#### Data for the task
———
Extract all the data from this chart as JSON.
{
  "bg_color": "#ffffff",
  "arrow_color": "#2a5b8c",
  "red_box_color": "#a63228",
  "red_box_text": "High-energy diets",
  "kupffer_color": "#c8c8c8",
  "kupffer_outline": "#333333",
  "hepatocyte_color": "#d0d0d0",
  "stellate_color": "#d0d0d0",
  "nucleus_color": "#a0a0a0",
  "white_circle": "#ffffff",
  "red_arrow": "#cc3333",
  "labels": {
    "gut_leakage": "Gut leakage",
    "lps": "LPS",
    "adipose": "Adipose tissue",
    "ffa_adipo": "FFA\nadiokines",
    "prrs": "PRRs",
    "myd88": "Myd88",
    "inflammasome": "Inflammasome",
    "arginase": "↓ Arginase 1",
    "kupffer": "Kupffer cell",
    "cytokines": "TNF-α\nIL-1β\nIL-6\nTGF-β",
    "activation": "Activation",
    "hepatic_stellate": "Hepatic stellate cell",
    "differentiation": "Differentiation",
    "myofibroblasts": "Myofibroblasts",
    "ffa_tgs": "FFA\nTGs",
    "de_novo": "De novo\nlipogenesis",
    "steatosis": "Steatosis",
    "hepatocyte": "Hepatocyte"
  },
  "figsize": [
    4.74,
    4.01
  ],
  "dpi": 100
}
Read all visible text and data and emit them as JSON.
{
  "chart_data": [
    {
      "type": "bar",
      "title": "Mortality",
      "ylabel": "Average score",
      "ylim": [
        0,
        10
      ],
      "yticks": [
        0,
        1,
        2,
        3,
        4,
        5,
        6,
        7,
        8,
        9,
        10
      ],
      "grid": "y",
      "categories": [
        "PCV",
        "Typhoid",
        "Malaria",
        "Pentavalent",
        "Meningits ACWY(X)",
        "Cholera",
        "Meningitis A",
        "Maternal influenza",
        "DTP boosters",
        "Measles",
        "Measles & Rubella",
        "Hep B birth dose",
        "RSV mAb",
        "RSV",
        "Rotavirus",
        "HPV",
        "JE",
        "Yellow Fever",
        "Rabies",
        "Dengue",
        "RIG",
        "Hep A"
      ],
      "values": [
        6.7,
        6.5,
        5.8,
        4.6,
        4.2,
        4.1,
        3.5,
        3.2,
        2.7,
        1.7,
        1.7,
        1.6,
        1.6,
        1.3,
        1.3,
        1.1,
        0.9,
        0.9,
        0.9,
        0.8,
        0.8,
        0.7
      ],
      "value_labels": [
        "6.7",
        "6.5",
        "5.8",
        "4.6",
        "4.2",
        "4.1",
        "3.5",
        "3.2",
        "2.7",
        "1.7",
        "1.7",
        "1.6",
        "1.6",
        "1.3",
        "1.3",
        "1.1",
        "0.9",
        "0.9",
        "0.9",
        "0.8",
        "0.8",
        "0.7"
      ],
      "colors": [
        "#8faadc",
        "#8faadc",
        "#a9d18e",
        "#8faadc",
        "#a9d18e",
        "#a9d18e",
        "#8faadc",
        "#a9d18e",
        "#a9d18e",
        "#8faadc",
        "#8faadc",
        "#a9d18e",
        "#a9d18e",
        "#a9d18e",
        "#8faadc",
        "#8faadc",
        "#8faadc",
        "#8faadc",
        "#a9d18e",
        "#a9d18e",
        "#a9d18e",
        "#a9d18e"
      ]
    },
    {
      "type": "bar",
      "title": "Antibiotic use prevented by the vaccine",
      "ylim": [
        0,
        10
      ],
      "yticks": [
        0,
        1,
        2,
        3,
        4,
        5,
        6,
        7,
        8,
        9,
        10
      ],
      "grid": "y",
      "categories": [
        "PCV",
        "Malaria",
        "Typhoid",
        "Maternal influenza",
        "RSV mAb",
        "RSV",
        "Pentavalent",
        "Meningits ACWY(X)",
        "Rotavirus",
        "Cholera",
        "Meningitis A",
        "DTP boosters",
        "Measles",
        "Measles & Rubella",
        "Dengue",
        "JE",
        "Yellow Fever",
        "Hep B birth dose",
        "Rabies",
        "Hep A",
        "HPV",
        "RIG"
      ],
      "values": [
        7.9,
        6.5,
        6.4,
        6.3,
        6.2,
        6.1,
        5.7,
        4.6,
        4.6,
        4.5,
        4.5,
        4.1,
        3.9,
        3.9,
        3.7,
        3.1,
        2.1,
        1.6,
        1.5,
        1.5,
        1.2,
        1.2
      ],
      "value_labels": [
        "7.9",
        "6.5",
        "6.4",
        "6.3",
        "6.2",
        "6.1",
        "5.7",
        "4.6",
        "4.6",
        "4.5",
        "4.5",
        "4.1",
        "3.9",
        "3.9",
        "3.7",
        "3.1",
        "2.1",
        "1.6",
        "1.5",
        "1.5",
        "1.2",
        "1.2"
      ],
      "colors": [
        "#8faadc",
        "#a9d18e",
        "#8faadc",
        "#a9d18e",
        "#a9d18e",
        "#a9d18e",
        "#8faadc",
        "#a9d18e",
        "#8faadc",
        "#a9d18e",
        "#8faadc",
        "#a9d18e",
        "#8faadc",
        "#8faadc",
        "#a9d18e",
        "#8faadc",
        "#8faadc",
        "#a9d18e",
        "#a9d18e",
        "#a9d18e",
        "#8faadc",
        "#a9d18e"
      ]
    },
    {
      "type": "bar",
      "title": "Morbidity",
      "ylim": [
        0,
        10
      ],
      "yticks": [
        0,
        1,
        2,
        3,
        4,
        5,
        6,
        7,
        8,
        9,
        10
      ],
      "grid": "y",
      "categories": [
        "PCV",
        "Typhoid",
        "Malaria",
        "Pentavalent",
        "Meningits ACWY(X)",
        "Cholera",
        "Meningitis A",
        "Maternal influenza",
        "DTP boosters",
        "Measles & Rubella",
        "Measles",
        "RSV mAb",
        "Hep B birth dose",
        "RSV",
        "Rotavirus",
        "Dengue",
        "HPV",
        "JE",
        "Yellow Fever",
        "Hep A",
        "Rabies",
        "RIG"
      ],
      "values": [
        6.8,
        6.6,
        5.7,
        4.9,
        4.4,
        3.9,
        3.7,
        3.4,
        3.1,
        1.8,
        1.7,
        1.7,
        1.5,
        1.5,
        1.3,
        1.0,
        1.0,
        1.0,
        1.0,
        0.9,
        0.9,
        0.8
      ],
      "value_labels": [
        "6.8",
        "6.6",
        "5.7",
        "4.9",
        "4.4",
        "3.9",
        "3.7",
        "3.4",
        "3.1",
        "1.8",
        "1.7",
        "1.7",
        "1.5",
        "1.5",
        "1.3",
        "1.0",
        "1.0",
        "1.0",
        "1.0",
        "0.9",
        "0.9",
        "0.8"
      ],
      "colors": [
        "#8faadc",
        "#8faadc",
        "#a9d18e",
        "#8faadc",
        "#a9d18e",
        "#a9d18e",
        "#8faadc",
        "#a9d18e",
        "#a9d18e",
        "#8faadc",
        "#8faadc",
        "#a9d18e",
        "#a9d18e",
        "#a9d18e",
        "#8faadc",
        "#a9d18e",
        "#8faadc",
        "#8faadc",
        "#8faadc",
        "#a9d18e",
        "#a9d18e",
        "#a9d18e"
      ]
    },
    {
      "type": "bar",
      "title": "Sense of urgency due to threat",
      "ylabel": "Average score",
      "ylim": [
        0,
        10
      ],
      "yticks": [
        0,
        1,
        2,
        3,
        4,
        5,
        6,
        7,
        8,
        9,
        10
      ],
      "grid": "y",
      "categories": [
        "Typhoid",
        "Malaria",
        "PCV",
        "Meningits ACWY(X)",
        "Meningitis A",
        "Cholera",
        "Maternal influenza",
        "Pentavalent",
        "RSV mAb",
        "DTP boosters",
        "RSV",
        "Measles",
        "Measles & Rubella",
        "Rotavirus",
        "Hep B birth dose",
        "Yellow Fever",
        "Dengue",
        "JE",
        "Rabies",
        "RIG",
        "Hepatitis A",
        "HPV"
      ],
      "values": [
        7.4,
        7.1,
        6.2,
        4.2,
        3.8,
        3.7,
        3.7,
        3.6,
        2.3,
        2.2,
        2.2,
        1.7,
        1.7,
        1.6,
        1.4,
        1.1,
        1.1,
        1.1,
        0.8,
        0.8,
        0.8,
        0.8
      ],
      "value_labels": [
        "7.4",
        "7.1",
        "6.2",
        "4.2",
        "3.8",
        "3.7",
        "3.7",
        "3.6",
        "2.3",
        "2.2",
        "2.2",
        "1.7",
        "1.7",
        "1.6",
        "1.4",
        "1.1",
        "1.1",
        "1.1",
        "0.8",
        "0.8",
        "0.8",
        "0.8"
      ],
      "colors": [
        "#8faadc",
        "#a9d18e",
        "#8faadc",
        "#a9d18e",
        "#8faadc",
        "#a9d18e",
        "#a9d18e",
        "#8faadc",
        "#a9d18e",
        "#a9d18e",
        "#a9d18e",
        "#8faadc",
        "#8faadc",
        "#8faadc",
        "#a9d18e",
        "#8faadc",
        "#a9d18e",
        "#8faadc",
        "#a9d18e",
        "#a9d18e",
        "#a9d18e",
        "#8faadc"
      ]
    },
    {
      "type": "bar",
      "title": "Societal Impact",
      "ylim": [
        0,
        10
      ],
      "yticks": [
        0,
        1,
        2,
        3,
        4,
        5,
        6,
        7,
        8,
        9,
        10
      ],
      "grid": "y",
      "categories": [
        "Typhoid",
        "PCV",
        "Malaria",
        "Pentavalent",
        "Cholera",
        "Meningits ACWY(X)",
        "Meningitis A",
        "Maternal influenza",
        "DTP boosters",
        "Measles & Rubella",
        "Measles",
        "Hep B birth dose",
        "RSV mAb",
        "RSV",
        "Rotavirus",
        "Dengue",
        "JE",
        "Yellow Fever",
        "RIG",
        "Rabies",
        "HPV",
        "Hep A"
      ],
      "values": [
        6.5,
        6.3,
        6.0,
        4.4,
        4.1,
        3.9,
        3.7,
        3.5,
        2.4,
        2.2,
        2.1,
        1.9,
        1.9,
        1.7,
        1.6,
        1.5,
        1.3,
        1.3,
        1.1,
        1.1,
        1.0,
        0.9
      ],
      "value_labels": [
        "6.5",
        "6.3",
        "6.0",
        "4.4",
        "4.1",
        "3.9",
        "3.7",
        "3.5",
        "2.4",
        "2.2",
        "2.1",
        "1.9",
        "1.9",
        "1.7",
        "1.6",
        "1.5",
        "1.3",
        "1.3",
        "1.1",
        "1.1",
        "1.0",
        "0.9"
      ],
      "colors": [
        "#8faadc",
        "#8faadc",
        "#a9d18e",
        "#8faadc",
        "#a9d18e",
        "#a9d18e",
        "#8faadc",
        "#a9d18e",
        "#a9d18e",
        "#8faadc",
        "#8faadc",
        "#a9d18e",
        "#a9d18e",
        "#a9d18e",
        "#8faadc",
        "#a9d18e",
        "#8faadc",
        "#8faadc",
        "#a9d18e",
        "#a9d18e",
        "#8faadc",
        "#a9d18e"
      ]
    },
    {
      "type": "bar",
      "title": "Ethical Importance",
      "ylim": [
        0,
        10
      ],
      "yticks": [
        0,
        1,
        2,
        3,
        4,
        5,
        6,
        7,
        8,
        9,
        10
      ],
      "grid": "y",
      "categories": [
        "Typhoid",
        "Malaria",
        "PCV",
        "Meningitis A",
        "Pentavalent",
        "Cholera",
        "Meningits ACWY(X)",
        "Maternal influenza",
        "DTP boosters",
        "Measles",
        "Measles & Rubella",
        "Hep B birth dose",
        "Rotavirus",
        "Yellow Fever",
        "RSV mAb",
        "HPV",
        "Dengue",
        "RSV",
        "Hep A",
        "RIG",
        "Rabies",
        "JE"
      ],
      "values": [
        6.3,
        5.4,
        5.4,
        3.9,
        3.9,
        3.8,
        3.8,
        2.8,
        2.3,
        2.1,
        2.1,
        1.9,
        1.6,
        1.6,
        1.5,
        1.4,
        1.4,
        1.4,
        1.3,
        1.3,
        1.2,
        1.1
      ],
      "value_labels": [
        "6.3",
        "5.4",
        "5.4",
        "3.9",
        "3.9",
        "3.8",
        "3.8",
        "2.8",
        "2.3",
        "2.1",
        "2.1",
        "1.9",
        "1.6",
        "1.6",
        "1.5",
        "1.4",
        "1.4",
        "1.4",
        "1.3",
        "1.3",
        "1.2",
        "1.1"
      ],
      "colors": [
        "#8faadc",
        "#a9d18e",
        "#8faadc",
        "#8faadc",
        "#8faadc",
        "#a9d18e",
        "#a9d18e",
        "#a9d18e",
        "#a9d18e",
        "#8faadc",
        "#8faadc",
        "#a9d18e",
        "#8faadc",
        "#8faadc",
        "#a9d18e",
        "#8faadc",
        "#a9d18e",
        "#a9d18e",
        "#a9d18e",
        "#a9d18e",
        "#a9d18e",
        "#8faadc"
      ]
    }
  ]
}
———
#### Assignment
The result should be every line that contains "JSON", copied from the entries.

#### Exercise response
Extract all the data from this chart as JSON.
Read all visible text and data and emit them as JSON.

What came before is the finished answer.